__Aim__.
Transcribe every line exactly. Leave the pictures behind.

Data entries
══════════

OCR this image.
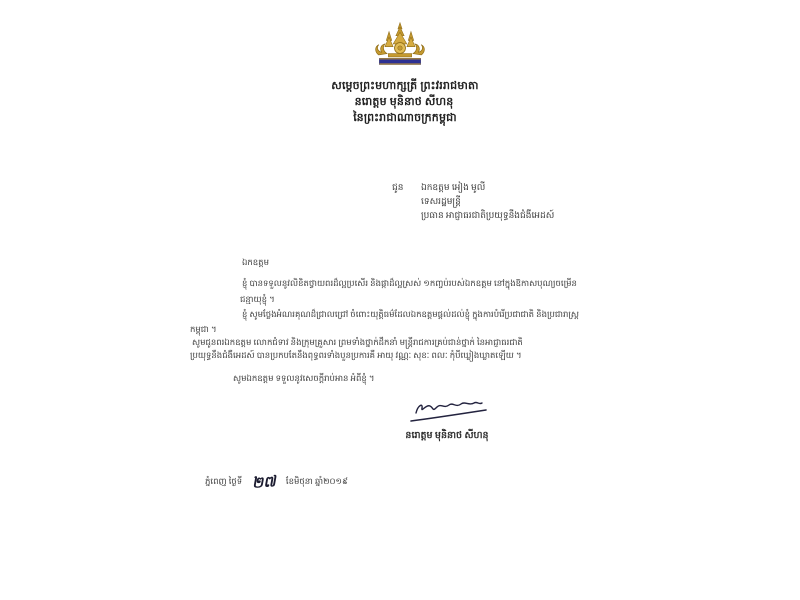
សម្តេចព្រះមហាក្សត្រី ព្រះវររាជមាតា
នរោត្តម មុនិនាថ សីហនុ
នៃព្រះរាជាណាចក្រកម្ពុជា
ជូន ឯកឧត្តម អៀង មូលី
ទេសរដ្ឋមន្ត្រី
ប្រធាន អាជ្ញាធរជាតិប្រយុទ្ធនឹងជំងឺអេដស៍
ឯកឧត្តម
ខ្ញុំ បានទទួលនូវលិខិតថ្វាយពរដ៏ល្អប្រសើរ និងផ្កាដ៏ល្អស្រស់ ១កញ្ចប់របស់ឯកឧត្តម នៅក្នុងឱកាសបុណ្យចម្រើន
ជន្មាយុខ្ញុំ ។
ខ្ញុំ សូមថ្លែងអំណរគុណដ៏ជ្រាលជ្រៅ ចំពោះយុត្តិធម៌ដែលឯកឧត្តមផ្តល់ដល់ខ្ញុំ ក្នុងការបំរើប្រជាជាតិ និងប្រជារាស្ត្រ
កម្ពុជា ។
សូមជូនពរឯកឧត្តម លោកជំទាវ និងក្រុមគ្រួសារ ព្រមទាំងថ្នាក់ដឹកនាំ មន្ត្រីរាជការគ្រប់ជាន់ថ្នាក់ នៃអាជ្ញាធរជាតិ
ប្រយុទ្ធនឹងជំងឺអេដស៍ បានប្រកបតែនឹងពុទ្ធពរទាំងបួនប្រការគឺ អាយុ វណ្ណៈ សុខៈ ពលៈ កុំបីឃ្លៀងឃ្លាតឡើយ ។
សូមឯកឧត្តម ទទួលនូវសេចក្តីរាប់អាន អំពីខ្ញុំ ។
នរោត្តម មុនិនាថ សីហនុ
ភ្នំពេញ ថ្ងៃទី ២៧ ខែមិថុនា ឆ្នាំ២០១៩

══════════

__Written reply__.
OCR this image.
សម្តេចព្រះមហាក្សត្រី ព្រះវររាជមាតា
នរោត្តម មុនិនាថ សីហនុ
នៃព្រះរាជាណាចក្រកម្ពុជា
ជូន ឯកឧត្តម អៀង មូលី
ទេសរដ្ឋមន្ត្រី
ប្រធាន អាជ្ញាធរជាតិប្រយុទ្ធនឹងជំងឺអេដស៍
ឯកឧត្តម
ខ្ញុំ បានទទួលនូវលិខិតថ្វាយពរដ៏ល្អប្រសើរ និងផ្កាដ៏ល្អស្រស់ ១កញ្ចប់របស់ឯកឧត្តម នៅក្នុងឱកាសបុណ្យចម្រើន
ជន្មាយុខ្ញុំ ។
ខ្ញុំ សូមថ្លែងអំណរគុណដ៏ជ្រាលជ្រៅ ចំពោះយុត្តិធម៌ដែលឯកឧត្តមផ្តល់ដល់ខ្ញុំ ក្នុងការបំរើប្រជាជាតិ និងប្រជារាស្ត្រ
កម្ពុជា ។
សូមជូនពរឯកឧត្តម លោកជំទាវ និងក្រុមគ្រួសារ ព្រមទាំងថ្នាក់ដឹកនាំ មន្ត្រីរាជការគ្រប់ជាន់ថ្នាក់ នៃអាជ្ញាធរជាតិ
ប្រយុទ្ធនឹងជំងឺអេដស៍ បានប្រកបតែនឹងពុទ្ធពរទាំងបួនប្រការគឺ អាយុ វណ្ណៈ សុខៈ ពលៈ កុំបីឃ្លៀងឃ្លាតឡើយ ។
សូមឯកឧត្តម ទទួលនូវសេចក្តីរាប់អាន អំពីខ្ញុំ ។
នរោត្តម មុនិនាថ សីហនុ
ភ្នំពេញ ថ្ងៃទី ២៧ ខែមិថុនា ឆ្នាំ២០១៩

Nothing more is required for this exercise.